- _Exercise_
Look through the entries below and count the lines with the word "puan" in them; give only the number.

- _Material provided_
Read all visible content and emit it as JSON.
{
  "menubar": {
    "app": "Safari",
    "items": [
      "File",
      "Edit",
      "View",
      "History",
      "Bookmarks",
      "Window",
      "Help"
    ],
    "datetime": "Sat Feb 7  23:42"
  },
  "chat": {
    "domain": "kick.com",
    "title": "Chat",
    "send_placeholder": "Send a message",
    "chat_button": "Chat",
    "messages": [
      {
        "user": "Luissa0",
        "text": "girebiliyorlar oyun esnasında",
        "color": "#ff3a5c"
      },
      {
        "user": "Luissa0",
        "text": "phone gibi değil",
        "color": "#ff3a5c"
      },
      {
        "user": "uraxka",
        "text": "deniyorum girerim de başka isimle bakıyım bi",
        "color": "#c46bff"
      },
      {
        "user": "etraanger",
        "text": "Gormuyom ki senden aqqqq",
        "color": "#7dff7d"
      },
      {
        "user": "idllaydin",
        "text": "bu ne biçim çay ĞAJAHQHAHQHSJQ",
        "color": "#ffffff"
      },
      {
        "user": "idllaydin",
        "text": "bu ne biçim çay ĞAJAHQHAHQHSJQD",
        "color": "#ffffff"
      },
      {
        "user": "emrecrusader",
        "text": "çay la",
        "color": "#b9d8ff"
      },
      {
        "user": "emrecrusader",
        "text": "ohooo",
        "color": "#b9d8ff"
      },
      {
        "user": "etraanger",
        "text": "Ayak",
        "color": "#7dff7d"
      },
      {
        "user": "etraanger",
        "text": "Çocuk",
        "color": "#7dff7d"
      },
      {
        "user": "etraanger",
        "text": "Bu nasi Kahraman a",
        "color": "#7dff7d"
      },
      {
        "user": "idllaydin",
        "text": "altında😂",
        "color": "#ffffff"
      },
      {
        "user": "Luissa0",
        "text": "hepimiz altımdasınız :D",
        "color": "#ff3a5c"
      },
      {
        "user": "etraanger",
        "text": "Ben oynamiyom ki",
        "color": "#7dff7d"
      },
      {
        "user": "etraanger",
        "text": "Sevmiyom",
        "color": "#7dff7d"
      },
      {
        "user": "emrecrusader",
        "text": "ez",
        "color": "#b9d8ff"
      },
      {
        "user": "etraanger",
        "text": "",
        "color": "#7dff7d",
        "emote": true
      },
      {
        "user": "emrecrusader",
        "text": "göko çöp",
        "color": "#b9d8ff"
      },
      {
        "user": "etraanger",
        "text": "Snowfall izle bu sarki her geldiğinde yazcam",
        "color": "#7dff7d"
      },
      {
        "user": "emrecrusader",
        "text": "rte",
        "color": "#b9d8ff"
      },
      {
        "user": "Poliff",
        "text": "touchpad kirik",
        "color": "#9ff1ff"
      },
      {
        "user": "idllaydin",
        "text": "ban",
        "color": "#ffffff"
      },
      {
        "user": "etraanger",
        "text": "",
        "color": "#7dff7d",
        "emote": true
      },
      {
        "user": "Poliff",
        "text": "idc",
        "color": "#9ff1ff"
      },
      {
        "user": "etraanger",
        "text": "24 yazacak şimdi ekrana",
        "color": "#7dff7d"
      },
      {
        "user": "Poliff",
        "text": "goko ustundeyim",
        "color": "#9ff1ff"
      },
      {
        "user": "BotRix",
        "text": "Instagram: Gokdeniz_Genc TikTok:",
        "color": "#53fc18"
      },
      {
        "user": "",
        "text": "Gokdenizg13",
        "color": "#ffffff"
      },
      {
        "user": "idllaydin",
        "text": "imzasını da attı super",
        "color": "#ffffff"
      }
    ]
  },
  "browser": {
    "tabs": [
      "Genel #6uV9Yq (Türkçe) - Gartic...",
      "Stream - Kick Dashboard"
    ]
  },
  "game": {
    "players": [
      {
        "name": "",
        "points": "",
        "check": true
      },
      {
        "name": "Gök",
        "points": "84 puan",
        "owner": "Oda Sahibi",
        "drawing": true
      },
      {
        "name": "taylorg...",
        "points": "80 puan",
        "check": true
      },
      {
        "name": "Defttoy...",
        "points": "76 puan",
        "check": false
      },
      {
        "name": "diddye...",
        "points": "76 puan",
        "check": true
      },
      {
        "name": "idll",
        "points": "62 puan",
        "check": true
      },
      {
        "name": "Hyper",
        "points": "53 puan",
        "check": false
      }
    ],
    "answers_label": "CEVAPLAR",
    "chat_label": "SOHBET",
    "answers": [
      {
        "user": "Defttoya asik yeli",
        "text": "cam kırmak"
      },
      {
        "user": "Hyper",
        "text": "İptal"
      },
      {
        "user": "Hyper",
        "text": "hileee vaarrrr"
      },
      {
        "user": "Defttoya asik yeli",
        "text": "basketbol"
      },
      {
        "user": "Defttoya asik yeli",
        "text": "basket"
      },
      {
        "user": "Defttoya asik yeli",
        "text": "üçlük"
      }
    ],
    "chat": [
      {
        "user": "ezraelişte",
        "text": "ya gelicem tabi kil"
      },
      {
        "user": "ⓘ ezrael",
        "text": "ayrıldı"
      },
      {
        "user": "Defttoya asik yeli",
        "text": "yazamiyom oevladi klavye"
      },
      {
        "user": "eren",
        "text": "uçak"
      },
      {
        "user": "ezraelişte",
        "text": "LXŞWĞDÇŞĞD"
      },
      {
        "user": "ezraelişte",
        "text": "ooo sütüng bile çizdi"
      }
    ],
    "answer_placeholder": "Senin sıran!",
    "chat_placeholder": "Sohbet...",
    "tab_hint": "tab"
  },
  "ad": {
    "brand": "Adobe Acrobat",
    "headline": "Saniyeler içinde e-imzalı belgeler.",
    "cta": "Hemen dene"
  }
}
==
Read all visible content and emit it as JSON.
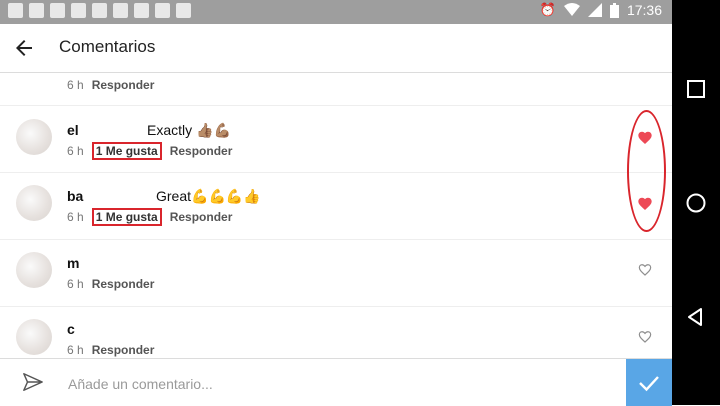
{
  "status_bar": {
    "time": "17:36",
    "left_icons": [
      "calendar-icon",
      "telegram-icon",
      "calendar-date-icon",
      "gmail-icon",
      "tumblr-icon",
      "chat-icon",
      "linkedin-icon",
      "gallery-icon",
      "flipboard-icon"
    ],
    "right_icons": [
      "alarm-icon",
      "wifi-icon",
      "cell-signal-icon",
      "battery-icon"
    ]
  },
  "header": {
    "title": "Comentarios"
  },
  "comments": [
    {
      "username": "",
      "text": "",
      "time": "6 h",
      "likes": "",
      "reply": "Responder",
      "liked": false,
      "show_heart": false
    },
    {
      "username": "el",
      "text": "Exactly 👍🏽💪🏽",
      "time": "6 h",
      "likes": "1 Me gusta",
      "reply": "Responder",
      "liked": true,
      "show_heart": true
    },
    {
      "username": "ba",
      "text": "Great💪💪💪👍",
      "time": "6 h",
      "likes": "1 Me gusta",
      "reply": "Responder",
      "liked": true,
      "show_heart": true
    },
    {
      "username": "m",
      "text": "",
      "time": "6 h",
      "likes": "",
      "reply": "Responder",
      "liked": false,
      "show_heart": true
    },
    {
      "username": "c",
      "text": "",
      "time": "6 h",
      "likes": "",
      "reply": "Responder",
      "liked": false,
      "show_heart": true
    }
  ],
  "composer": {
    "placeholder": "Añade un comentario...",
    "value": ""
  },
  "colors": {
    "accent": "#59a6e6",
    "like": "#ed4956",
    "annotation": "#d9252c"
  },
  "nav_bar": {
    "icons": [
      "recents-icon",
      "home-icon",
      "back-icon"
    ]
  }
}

- _Written response_
6